◆ Stated exercise ◆
Note how many lines include the word "Total", and give that number by itself.

◆ Data listing ◆
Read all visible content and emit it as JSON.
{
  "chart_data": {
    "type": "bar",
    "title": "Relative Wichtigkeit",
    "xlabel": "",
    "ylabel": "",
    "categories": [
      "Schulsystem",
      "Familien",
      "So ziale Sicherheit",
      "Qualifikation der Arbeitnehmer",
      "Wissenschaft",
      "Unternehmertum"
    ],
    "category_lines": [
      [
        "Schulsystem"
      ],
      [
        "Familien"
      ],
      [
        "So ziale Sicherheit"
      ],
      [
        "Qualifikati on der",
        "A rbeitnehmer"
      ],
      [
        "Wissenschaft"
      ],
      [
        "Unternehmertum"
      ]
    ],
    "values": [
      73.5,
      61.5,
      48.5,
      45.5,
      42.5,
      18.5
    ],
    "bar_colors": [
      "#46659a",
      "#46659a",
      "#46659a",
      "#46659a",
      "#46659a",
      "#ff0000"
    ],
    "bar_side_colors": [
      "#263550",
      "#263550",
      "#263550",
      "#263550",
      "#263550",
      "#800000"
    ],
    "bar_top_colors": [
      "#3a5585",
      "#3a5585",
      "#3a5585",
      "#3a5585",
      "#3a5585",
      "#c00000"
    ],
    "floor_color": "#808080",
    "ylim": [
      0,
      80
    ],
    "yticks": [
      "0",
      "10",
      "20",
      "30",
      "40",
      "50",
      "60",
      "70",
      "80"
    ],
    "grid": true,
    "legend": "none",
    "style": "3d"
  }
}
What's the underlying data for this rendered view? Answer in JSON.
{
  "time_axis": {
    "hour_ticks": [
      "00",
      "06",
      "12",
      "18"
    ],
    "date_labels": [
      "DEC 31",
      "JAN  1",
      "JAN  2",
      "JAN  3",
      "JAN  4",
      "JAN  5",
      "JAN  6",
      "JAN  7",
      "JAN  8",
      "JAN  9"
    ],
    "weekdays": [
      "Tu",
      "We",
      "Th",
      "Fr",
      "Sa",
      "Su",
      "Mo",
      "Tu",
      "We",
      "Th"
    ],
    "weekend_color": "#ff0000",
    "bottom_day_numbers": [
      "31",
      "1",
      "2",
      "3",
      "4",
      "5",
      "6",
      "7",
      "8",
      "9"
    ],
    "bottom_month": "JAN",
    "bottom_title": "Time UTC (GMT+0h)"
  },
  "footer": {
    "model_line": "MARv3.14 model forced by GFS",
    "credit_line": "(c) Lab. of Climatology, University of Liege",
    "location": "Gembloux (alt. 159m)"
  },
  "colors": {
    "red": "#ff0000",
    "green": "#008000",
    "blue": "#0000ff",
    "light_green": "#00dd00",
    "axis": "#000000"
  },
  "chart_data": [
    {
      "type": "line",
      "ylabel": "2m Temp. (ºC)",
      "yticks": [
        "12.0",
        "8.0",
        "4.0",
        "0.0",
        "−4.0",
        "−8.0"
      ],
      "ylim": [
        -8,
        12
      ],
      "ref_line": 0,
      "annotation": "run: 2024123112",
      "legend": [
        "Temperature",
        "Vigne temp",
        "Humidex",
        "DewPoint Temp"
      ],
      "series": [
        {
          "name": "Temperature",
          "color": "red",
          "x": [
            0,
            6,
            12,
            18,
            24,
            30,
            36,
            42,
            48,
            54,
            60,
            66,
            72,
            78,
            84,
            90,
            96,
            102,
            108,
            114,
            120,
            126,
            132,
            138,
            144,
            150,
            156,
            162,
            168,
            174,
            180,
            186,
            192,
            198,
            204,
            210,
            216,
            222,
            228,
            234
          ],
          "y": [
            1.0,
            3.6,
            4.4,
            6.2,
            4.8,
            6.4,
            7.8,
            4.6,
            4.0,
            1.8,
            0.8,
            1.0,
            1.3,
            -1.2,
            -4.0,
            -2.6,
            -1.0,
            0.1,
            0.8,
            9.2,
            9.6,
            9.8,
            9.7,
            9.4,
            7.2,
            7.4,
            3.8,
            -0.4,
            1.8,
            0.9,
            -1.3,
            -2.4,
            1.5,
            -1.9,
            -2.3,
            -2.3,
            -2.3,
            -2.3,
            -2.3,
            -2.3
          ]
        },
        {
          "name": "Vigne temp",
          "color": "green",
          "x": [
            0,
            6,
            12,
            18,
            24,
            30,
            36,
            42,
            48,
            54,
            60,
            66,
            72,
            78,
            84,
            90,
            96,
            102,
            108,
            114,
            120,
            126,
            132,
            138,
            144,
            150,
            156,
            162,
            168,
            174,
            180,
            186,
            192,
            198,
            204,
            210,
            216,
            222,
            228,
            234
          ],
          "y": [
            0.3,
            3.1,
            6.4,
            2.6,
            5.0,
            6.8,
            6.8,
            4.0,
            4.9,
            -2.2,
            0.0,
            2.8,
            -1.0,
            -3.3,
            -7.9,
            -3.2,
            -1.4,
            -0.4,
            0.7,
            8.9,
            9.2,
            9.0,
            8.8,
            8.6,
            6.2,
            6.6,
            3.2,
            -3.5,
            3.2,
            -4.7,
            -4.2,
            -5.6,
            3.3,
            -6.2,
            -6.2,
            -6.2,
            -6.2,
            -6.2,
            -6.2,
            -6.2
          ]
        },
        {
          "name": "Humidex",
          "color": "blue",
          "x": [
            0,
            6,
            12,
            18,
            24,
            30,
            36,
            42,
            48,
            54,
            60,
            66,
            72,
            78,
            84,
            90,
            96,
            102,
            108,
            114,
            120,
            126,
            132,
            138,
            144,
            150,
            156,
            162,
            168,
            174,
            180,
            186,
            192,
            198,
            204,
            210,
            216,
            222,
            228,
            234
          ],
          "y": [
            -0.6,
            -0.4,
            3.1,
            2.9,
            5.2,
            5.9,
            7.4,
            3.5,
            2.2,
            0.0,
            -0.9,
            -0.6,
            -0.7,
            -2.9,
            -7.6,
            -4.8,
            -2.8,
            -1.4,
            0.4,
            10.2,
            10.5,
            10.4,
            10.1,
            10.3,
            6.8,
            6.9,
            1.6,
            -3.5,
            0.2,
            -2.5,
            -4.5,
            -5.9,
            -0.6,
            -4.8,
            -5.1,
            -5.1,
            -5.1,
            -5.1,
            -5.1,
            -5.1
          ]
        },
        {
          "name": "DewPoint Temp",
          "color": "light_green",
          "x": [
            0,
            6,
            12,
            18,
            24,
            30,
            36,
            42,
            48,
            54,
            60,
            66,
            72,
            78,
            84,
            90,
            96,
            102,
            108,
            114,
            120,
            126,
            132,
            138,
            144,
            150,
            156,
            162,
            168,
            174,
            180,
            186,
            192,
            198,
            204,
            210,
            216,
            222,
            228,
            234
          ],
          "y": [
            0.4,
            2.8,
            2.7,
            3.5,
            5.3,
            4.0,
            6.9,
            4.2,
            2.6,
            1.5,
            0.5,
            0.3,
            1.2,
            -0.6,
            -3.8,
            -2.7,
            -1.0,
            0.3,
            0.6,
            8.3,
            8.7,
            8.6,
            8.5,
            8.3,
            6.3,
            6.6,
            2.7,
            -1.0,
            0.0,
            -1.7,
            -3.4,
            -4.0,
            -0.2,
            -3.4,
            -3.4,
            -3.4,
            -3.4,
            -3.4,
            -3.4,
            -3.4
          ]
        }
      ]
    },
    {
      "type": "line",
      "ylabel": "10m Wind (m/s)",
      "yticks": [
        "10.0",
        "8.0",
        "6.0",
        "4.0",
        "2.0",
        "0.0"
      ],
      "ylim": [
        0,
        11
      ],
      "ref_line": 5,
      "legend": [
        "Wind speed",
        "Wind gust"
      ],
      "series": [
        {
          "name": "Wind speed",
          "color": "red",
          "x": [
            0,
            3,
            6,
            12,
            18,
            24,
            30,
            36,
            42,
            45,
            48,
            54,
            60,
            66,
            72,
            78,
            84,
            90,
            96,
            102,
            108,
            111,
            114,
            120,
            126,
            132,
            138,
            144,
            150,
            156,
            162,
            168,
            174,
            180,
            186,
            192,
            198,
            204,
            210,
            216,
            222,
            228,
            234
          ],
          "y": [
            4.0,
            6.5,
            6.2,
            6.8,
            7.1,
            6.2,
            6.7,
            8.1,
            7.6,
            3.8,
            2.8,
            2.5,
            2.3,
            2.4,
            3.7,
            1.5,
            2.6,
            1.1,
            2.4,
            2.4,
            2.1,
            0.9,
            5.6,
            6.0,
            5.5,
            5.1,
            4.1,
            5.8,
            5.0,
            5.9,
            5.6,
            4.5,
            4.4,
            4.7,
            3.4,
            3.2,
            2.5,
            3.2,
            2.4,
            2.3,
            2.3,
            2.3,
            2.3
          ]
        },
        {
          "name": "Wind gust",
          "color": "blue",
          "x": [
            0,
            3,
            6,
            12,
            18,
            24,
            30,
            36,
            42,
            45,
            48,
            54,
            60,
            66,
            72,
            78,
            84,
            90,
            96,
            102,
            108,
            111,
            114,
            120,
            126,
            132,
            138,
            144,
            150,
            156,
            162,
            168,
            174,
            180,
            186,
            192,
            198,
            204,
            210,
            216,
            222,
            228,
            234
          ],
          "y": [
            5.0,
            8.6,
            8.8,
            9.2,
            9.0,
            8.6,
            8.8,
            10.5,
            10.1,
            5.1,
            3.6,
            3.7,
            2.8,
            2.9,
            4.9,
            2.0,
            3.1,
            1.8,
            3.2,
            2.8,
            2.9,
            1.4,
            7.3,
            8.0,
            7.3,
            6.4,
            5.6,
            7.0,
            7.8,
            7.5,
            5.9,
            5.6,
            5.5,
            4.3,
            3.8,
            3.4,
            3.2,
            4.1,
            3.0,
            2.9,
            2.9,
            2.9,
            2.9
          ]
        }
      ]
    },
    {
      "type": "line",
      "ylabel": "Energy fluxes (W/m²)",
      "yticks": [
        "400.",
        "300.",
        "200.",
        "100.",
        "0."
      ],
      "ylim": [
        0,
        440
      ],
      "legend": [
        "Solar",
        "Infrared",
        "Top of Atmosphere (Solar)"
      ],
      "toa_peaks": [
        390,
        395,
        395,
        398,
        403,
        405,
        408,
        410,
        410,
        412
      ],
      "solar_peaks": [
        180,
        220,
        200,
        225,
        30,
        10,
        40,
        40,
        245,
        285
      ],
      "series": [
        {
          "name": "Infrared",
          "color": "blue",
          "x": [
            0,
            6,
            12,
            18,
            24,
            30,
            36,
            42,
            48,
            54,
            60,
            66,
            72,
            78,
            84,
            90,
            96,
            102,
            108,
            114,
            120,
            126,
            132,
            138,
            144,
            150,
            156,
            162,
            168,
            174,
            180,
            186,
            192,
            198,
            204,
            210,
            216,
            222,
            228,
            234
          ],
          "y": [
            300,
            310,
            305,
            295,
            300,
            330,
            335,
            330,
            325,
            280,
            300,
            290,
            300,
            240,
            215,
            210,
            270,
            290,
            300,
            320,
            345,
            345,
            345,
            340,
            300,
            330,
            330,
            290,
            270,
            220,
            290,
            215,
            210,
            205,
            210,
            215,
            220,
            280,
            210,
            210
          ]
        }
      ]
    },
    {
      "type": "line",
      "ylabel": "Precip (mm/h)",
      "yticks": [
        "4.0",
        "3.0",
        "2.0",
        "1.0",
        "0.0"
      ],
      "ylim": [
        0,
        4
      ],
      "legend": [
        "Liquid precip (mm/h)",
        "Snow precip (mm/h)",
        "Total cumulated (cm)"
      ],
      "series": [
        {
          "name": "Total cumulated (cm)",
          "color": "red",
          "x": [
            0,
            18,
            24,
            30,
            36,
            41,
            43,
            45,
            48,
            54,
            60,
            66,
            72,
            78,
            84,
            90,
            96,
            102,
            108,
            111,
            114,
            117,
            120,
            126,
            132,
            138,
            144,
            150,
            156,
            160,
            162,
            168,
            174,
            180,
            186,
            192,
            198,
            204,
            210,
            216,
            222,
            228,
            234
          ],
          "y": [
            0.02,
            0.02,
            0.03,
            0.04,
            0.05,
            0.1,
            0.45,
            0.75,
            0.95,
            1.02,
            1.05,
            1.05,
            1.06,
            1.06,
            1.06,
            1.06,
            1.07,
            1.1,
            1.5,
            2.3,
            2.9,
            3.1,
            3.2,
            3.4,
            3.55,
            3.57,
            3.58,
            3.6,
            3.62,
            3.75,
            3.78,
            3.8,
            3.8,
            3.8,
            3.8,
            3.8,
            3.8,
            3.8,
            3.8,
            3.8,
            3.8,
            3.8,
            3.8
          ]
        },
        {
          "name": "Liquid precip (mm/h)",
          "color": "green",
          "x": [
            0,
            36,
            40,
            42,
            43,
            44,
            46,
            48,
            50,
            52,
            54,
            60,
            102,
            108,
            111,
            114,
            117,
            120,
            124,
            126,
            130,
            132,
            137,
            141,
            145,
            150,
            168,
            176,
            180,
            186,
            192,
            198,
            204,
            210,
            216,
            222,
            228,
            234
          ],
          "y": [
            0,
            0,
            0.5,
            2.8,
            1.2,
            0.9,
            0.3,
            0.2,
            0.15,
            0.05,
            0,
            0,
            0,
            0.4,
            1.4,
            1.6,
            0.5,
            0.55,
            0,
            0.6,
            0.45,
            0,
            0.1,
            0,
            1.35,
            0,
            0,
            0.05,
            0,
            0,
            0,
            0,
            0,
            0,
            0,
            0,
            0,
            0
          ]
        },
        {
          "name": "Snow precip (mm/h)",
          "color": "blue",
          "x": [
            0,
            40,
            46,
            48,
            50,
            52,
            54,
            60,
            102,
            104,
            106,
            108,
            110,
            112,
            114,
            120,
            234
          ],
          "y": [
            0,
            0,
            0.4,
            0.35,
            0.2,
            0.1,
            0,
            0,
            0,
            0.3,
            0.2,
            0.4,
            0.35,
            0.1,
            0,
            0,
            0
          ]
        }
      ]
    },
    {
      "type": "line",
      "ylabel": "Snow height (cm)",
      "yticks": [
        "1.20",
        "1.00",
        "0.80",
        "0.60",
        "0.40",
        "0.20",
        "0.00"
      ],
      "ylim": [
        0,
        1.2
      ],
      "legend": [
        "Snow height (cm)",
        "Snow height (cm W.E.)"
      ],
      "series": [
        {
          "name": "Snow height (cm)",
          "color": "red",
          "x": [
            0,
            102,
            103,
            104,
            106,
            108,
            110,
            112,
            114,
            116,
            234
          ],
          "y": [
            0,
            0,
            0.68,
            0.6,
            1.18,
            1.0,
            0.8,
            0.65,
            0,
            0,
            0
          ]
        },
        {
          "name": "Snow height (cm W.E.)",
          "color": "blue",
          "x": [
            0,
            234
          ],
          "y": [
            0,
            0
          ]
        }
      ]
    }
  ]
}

◆ Final result ◆
2